JOB ▸
Identify all lines in the listing that include the word "Energy", and copy them out.

::: RECORDS

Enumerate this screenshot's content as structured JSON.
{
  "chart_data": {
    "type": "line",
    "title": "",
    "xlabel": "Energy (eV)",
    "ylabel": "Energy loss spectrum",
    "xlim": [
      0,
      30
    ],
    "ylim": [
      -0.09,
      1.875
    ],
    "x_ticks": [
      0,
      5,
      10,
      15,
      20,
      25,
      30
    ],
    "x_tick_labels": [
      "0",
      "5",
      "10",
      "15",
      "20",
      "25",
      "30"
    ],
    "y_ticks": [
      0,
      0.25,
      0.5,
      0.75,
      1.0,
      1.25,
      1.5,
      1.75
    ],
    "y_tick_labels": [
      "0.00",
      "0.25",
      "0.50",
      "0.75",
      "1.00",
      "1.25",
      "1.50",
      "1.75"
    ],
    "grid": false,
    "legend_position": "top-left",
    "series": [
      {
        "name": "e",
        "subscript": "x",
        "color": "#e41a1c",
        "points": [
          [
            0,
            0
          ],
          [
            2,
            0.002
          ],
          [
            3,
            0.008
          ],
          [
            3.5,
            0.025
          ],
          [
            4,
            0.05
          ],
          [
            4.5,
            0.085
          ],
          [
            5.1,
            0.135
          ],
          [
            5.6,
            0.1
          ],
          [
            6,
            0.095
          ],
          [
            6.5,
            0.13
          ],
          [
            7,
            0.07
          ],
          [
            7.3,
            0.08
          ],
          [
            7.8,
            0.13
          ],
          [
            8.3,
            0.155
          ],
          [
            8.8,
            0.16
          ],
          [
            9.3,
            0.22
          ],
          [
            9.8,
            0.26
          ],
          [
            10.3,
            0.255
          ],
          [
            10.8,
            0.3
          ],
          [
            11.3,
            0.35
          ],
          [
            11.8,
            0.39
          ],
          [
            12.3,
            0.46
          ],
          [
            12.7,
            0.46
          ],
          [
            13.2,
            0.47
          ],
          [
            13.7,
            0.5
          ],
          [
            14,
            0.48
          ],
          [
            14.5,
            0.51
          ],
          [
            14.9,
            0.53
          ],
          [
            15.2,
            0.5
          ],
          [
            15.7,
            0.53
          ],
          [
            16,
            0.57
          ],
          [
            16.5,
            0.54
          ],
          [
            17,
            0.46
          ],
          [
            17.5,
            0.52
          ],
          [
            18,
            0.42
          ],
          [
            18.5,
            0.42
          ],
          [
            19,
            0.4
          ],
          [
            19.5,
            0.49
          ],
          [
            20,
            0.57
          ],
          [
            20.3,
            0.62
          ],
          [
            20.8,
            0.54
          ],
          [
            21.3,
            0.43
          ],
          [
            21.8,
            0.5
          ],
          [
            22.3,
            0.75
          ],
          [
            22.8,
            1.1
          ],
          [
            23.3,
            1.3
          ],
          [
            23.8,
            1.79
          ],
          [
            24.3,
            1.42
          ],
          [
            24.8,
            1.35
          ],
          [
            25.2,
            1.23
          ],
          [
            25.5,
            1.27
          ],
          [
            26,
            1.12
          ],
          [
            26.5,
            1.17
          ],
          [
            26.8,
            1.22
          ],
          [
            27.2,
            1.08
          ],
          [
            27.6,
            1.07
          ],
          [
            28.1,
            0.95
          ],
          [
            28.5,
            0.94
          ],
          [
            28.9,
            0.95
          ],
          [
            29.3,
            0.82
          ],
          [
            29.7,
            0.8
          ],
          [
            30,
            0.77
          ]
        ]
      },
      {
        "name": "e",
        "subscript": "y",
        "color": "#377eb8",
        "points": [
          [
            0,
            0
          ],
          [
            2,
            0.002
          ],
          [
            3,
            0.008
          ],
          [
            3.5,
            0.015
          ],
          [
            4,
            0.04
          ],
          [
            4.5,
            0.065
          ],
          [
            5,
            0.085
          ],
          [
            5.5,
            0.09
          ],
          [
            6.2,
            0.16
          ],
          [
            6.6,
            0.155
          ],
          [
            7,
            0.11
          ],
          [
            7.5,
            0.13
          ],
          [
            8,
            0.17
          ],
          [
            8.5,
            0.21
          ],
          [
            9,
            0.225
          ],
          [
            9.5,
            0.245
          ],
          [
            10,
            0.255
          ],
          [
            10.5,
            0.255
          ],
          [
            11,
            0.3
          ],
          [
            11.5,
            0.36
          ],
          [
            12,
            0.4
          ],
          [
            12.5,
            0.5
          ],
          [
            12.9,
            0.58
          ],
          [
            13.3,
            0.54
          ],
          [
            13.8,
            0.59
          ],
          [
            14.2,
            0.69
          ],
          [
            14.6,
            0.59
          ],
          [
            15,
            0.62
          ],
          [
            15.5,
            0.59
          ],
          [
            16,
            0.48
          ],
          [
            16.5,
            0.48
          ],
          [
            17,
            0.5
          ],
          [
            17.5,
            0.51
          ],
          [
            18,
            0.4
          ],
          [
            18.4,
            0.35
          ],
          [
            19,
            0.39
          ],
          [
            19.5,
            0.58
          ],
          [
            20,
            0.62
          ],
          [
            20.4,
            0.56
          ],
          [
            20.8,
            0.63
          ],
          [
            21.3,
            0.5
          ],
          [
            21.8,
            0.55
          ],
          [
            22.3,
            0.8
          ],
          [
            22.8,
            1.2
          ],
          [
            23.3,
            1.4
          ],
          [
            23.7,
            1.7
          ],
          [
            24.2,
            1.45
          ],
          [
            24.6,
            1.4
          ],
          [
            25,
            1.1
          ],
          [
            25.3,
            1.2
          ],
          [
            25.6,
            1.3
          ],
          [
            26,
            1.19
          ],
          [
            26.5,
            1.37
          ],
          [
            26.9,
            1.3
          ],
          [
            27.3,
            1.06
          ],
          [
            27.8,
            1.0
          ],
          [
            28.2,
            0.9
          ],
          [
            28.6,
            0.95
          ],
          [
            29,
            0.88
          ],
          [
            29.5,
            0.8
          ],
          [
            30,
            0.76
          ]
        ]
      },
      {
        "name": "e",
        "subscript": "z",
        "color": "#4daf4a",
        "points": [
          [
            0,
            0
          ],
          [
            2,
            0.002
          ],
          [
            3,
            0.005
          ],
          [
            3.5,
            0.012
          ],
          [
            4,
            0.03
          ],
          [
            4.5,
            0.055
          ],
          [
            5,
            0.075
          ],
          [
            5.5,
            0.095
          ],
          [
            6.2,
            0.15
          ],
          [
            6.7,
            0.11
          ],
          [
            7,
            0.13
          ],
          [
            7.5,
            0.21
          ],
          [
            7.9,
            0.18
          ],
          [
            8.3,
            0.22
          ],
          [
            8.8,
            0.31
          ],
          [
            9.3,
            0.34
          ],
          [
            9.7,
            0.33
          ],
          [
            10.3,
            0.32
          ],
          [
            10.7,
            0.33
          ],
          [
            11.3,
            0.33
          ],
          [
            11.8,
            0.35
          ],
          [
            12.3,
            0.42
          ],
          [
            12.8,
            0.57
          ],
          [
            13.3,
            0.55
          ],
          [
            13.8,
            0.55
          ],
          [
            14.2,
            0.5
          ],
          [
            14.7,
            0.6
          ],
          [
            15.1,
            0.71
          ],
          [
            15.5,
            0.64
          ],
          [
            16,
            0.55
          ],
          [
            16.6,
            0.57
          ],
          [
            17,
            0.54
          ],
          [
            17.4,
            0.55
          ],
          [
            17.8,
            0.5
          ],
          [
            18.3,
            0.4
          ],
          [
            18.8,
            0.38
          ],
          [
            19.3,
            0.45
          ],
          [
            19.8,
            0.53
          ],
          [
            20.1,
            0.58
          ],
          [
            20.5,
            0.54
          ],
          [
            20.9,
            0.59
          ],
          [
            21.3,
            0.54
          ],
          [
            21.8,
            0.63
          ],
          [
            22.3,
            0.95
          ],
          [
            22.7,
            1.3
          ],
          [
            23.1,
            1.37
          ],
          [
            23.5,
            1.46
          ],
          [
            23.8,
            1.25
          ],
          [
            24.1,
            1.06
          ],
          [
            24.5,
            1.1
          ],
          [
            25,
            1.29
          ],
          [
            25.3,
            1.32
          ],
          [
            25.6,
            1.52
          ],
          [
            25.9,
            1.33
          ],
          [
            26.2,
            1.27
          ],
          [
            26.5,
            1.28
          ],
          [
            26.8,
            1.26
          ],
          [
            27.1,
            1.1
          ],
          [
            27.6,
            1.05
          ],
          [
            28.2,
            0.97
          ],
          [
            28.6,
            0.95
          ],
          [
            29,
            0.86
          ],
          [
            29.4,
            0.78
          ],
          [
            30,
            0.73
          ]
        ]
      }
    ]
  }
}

::::::

EXPECTED ANSWER ▸
    "xlabel": "Energy (eV)",
    "ylabel": "Energy loss spectrum",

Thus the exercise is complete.